AIM: Here are records with pictures in them. Copy all of them exactly and leave the pictures out.
------
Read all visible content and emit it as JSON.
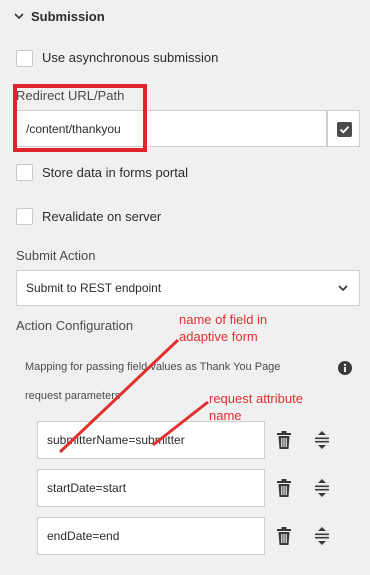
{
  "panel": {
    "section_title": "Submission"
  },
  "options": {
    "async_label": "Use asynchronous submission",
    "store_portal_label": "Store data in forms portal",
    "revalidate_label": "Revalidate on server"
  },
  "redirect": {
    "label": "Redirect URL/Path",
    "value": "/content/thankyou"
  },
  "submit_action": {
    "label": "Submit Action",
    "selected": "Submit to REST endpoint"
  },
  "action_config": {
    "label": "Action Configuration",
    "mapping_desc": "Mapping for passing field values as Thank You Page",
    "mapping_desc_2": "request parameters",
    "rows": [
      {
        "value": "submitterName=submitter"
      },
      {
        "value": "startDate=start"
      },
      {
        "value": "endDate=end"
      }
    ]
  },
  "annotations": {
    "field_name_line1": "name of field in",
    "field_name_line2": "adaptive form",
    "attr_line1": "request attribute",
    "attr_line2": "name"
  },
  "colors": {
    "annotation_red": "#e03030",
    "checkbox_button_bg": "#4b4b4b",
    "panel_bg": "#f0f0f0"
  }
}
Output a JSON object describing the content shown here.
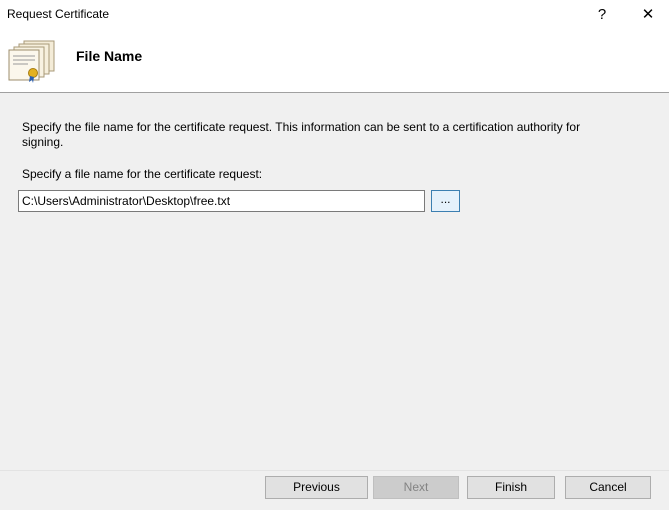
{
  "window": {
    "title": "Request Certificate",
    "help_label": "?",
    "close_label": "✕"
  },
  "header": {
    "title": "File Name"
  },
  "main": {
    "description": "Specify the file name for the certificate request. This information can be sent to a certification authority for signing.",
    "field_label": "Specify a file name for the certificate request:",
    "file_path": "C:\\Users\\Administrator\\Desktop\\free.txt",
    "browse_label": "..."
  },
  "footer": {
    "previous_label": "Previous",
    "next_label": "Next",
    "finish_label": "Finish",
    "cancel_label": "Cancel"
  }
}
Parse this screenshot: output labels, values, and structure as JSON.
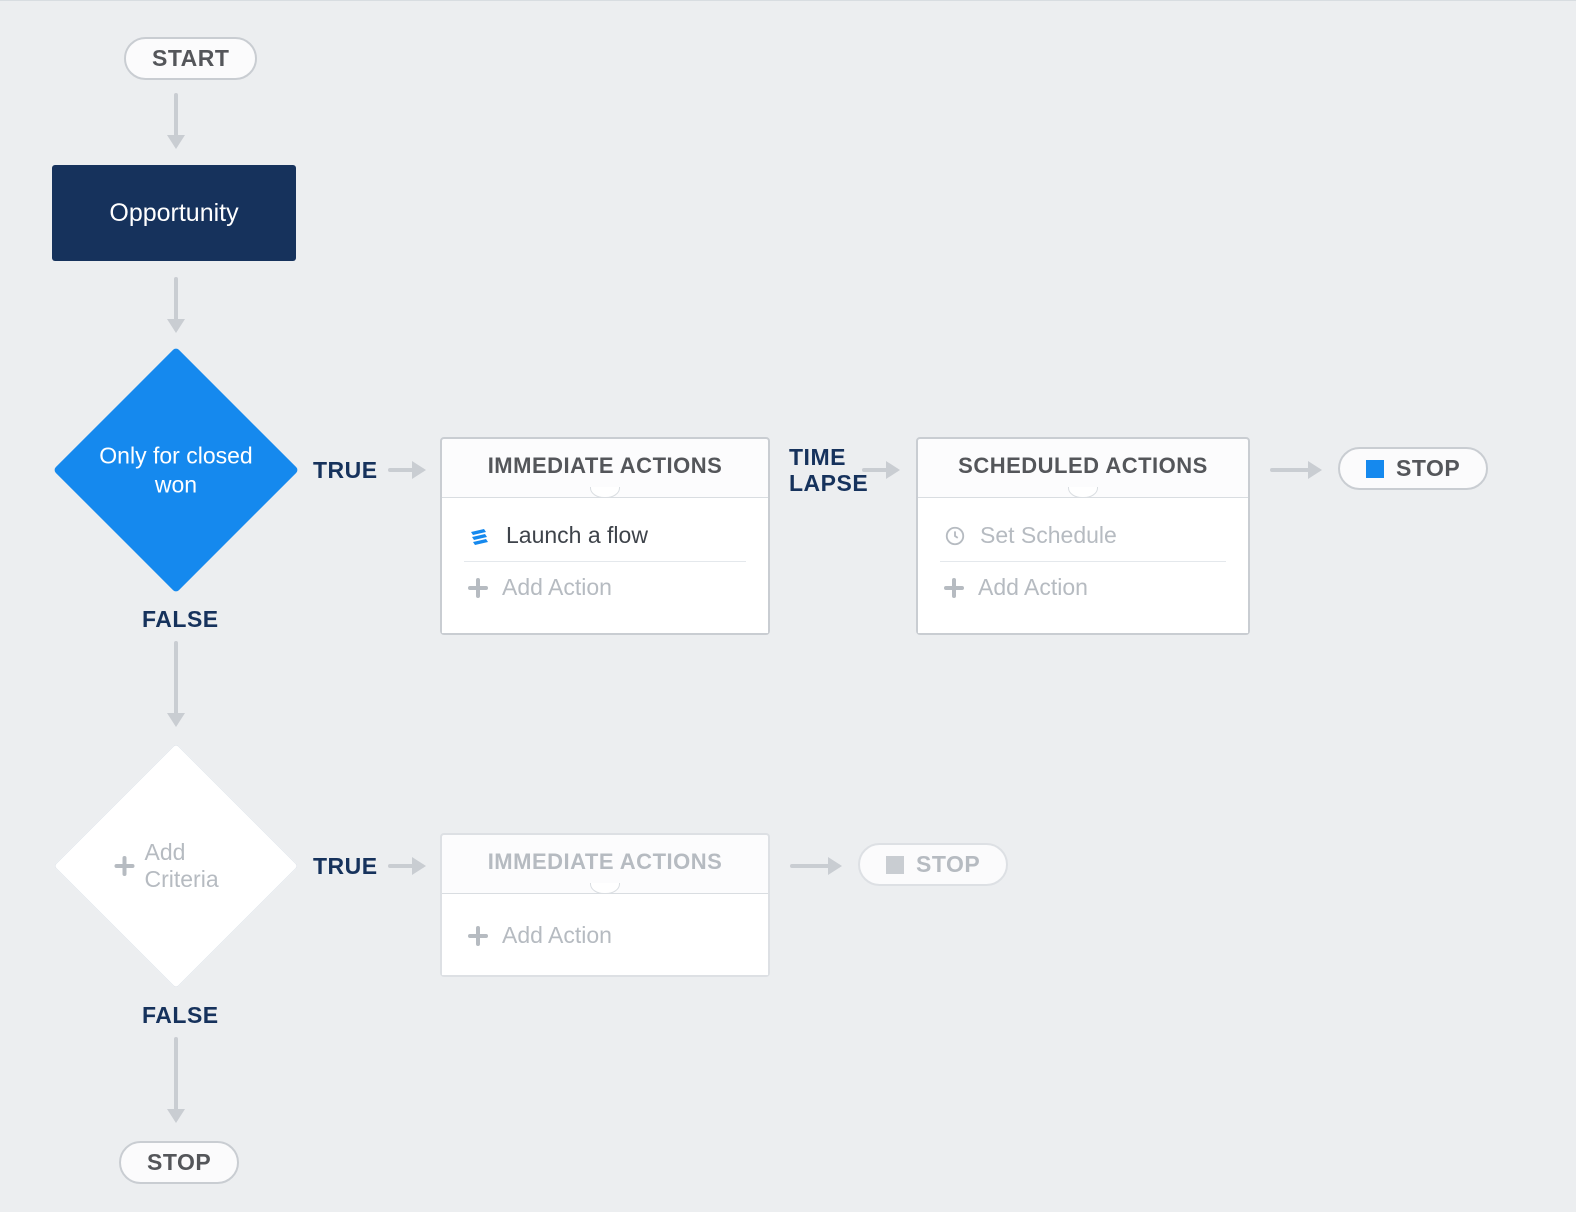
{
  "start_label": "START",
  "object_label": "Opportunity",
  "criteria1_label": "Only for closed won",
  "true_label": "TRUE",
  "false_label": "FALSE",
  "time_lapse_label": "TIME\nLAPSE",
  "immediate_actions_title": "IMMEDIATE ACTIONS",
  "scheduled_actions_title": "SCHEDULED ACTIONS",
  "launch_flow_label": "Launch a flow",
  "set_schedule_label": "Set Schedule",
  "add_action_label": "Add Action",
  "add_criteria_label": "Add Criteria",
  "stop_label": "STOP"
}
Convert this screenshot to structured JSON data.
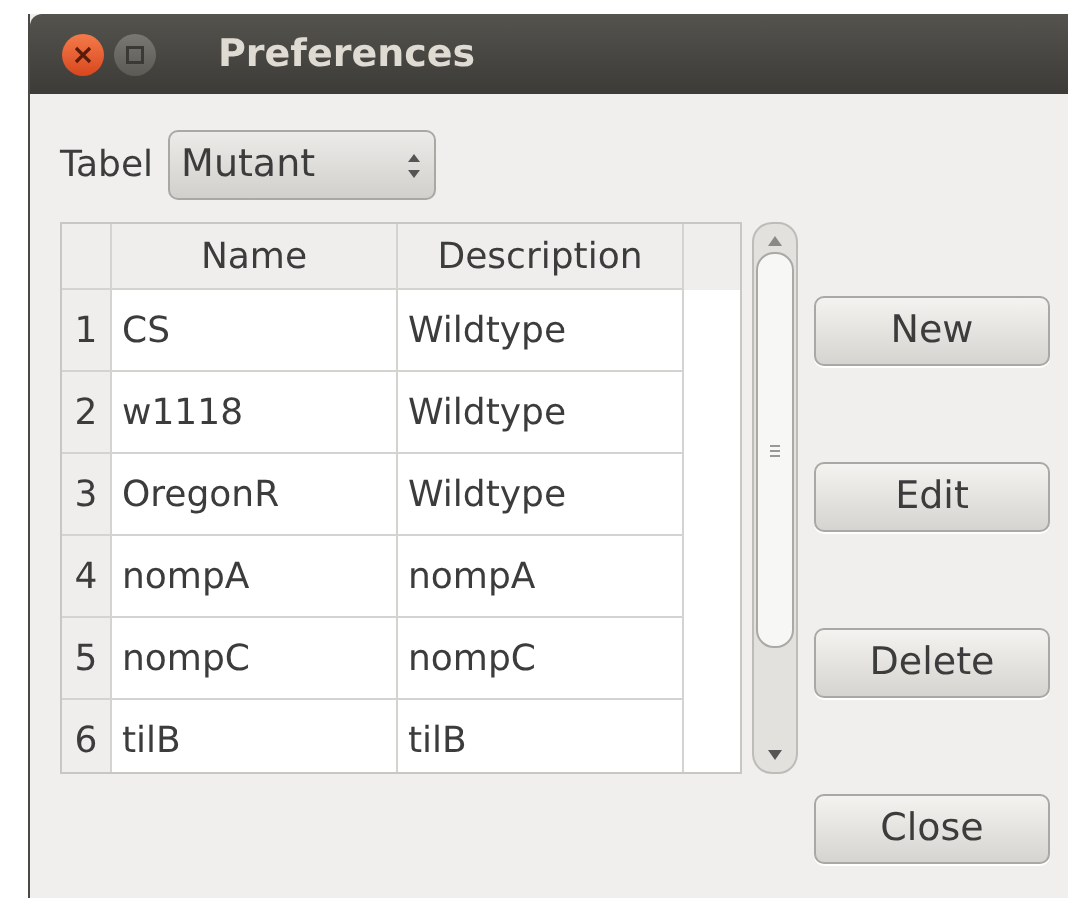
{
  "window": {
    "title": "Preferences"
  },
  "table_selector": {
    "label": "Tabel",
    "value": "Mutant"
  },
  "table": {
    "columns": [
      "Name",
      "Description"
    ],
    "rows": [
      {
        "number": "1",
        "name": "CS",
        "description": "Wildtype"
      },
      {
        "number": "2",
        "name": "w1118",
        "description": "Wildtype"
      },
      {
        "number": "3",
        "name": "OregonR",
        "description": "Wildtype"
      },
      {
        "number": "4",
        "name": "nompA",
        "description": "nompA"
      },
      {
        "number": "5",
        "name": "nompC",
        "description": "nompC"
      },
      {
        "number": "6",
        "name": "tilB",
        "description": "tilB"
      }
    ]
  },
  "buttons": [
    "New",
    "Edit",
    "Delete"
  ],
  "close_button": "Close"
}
------
RESULT FOR THIS EXERCISE:
Read all visible content and emit it as JSON.
{
  "panel": {
    "section_title": "Submission"
  },
  "options": {
    "async_label": "Use asynchronous submission",
    "store_portal_label": "Store data in forms portal",
    "revalidate_label": "Revalidate on server"
  },
  "redirect": {
    "label": "Redirect URL/Path",
    "value": "/content/thankyou"
  },
  "submit_action": {
    "label": "Submit Action",
    "selected": "Submit to REST endpoint"
  },
  "action_config": {
    "label": "Action Configuration",
    "mapping_desc": "Mapping for passing field values as Thank You Page",
    "mapping_desc_2": "request parameters",
    "rows": [
      {
        "value": "submitterName=submitter"
      },
      {
        "value": "startDate=start"
      },
      {
        "value": "endDate=end"
      }
    ]
  },
  "annotations": {
    "field_name_line1": "name of field in",
    "field_name_line2": "adaptive form",
    "attr_line1": "request attribute",
    "attr_line2": "name"
  },
  "colors": {
    "annotation_red": "#e03030",
    "checkbox_button_bg": "#4b4b4b",
    "panel_bg": "#f0f0f0"
  }
}
Output a JSON object describing the content shown here.
{
  "window": {
    "title": "Request Certificate",
    "help_label": "?",
    "close_label": "✕"
  },
  "header": {
    "title": "File Name"
  },
  "main": {
    "description": "Specify the file name for the certificate request. This information can be sent to a certification authority for signing.",
    "field_label": "Specify a file name for the certificate request:",
    "file_path": "C:\\Users\\Administrator\\Desktop\\free.txt",
    "browse_label": "..."
  },
  "footer": {
    "previous_label": "Previous",
    "next_label": "Next",
    "finish_label": "Finish",
    "cancel_label": "Cancel"
  }
}
Parse this screenshot: output labels, values, and structure as JSON.
{
  "start_label": "START",
  "object_label": "Opportunity",
  "criteria1_label": "Only for closed won",
  "true_label": "TRUE",
  "false_label": "FALSE",
  "time_lapse_label": "TIME\nLAPSE",
  "immediate_actions_title": "IMMEDIATE ACTIONS",
  "scheduled_actions_title": "SCHEDULED ACTIONS",
  "launch_flow_label": "Launch a flow",
  "set_schedule_label": "Set Schedule",
  "add_action_label": "Add Action",
  "add_criteria_label": "Add Criteria",
  "stop_label": "STOP"
}
Convert this screenshot to structured JSON data.
{
  "window": {
    "title": "Preferences"
  },
  "table_selector": {
    "label": "Tabel",
    "value": "Mutant"
  },
  "table": {
    "columns": [
      "Name",
      "Description"
    ],
    "rows": [
      {
        "number": "1",
        "name": "CS",
        "description": "Wildtype"
      },
      {
        "number": "2",
        "name": "w1118",
        "description": "Wildtype"
      },
      {
        "number": "3",
        "name": "OregonR",
        "description": "Wildtype"
      },
      {
        "number": "4",
        "name": "nompA",
        "description": "nompA"
      },
      {
        "number": "5",
        "name": "nompC",
        "description": "nompC"
      },
      {
        "number": "6",
        "name": "tilB",
        "description": "tilB"
      }
    ]
  },
  "buttons": [
    "New",
    "Edit",
    "Delete"
  ],
  "close_button": "Close"
}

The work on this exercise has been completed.